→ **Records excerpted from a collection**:
════════

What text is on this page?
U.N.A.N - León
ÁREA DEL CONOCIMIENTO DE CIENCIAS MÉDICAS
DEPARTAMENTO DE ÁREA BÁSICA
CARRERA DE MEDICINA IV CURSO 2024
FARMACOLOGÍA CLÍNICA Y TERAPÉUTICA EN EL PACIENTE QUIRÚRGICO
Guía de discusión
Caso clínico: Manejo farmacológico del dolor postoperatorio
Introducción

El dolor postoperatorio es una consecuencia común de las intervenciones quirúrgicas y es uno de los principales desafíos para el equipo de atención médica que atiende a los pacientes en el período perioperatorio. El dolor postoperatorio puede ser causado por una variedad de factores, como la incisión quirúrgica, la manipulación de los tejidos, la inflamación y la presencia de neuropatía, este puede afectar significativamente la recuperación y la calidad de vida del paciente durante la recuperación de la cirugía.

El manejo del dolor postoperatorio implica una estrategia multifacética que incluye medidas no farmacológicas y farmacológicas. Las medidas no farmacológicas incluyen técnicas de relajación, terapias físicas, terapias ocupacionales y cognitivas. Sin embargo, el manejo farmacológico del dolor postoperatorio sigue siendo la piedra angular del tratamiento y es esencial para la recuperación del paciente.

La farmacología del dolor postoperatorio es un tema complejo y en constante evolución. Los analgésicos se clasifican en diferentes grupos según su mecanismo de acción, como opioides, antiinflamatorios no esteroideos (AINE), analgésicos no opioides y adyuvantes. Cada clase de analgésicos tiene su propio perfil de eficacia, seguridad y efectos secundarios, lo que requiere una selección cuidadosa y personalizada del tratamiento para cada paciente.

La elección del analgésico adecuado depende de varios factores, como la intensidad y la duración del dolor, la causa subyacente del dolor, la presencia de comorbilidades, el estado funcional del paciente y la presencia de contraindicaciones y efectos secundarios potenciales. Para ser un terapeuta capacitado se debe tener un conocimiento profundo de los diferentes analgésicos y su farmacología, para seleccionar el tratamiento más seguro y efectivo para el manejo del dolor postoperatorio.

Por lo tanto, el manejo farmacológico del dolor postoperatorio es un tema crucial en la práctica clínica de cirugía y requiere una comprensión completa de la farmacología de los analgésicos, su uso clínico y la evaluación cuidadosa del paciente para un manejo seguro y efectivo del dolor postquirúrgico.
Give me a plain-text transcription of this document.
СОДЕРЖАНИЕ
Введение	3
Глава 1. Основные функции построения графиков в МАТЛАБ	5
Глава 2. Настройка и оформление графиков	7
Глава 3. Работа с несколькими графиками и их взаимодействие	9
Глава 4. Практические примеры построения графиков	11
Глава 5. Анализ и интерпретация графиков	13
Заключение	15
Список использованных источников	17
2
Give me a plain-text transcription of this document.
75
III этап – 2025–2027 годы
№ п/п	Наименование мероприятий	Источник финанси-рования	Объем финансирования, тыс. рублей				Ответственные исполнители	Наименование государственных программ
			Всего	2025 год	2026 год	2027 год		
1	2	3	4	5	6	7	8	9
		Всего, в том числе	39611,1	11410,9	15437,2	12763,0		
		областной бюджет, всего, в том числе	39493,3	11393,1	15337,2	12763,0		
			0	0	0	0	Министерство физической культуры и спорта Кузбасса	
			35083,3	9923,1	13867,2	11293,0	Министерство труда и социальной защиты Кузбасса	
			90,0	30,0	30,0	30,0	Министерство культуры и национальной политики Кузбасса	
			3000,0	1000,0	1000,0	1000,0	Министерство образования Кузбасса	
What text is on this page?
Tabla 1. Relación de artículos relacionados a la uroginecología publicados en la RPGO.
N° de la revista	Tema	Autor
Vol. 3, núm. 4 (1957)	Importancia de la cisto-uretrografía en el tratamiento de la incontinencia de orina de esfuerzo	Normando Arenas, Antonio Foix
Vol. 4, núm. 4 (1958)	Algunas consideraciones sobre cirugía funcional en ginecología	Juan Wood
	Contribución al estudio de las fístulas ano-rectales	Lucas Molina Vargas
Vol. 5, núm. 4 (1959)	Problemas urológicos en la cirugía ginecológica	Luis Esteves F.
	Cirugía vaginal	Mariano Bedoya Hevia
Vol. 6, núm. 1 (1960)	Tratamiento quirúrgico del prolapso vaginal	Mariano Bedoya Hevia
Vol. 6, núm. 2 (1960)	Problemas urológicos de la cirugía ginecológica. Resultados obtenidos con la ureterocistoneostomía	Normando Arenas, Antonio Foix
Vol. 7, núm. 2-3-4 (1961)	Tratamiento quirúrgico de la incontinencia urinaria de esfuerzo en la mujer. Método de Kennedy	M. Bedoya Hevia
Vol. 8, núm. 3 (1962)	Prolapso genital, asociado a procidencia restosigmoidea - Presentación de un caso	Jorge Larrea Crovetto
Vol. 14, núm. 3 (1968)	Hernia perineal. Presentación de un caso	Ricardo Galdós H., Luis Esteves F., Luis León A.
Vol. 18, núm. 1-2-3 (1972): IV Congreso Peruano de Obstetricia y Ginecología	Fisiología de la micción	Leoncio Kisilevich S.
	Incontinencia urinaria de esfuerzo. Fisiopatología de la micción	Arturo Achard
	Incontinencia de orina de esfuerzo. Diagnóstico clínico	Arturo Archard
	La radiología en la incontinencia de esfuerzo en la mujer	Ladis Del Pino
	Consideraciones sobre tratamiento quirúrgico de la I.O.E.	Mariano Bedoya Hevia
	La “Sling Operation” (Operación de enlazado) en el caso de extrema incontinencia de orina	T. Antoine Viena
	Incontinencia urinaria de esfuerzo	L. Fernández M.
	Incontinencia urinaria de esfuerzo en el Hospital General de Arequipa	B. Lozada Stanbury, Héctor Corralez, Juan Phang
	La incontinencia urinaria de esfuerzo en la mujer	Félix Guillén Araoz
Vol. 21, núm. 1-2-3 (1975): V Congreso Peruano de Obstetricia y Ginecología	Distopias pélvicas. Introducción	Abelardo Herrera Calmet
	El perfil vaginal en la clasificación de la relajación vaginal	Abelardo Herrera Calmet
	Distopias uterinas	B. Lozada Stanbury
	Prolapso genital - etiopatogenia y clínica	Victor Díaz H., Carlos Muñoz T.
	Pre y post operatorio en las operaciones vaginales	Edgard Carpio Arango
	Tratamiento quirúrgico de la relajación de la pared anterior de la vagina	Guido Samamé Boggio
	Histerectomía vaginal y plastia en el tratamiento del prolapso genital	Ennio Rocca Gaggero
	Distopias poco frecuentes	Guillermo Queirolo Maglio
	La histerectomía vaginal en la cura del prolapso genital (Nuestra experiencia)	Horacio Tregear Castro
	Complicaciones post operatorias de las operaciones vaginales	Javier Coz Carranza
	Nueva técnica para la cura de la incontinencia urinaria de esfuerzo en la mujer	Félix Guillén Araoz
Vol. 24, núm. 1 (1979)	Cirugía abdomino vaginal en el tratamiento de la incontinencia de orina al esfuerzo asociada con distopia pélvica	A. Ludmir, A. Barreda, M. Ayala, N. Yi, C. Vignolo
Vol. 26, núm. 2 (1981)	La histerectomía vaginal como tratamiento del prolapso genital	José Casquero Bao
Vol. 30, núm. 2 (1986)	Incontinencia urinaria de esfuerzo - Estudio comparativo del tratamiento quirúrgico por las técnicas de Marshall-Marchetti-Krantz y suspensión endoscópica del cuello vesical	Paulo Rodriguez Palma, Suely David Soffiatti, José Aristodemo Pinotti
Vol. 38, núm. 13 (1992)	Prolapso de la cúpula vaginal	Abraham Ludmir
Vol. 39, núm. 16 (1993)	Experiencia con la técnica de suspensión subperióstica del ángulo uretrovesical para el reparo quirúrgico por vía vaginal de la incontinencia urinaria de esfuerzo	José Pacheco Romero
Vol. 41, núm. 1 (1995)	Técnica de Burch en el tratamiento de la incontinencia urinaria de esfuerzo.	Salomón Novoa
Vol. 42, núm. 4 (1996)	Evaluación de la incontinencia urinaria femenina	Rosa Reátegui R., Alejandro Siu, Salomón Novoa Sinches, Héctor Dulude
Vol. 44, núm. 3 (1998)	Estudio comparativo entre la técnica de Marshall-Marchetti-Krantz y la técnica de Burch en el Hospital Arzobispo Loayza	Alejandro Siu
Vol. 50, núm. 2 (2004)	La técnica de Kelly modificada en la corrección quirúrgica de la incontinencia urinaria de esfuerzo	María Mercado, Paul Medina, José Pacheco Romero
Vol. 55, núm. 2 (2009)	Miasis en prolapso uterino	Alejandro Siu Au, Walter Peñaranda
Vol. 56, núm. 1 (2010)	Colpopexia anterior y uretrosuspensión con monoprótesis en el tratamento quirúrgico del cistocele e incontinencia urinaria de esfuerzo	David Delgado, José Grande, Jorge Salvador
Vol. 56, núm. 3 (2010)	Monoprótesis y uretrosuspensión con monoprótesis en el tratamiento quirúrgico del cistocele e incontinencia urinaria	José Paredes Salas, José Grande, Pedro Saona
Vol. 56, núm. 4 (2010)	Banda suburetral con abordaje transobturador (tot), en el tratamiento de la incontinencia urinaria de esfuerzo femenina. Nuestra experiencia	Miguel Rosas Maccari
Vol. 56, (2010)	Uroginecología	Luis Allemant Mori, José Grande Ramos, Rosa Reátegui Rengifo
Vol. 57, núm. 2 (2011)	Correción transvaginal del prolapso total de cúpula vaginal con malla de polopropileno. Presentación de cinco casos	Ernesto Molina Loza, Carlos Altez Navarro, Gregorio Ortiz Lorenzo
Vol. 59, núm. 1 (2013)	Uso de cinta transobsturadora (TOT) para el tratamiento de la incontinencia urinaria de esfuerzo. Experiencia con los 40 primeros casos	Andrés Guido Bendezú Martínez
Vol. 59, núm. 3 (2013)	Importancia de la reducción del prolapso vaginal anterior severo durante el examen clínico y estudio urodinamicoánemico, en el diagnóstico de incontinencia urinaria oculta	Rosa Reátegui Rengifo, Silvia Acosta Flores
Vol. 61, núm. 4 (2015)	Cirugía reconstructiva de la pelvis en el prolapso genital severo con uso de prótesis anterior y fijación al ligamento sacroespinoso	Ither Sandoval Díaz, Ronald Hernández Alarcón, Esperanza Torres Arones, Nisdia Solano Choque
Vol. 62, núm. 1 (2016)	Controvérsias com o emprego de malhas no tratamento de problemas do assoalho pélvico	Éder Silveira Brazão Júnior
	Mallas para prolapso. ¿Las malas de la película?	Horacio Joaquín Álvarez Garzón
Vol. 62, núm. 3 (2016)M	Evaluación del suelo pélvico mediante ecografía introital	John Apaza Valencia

════════

→ **Task directions**: Identify the lines of the entries containing the string "técnicas". Copy each such line.

→ **Task response**:
El manejo del dolor postoperatorio implica una estrategia multifacética que incluye medidas no farmacológicas y farmacológicas. Las medidas no farmacológicas incluyen técnicas de relajación, terapias físicas, terapias ocupacionales y cognitivas. Sin embargo, el manejo farmacológico del dolor postoperatorio sigue siendo la piedra angular del tratamiento y es esencial para la recuperación del paciente.
Vol. 30, núm. 2 (1986)	Incontinencia urinaria de esfuerzo - Estudio comparativo del tratamiento quirúrgico por las técnicas de Marshall-Marchetti-Krantz y suspensión endoscópica del cuello vesical	Paulo Rodriguez Palma, Suely David Soffiatti, José Aristodemo Pinotti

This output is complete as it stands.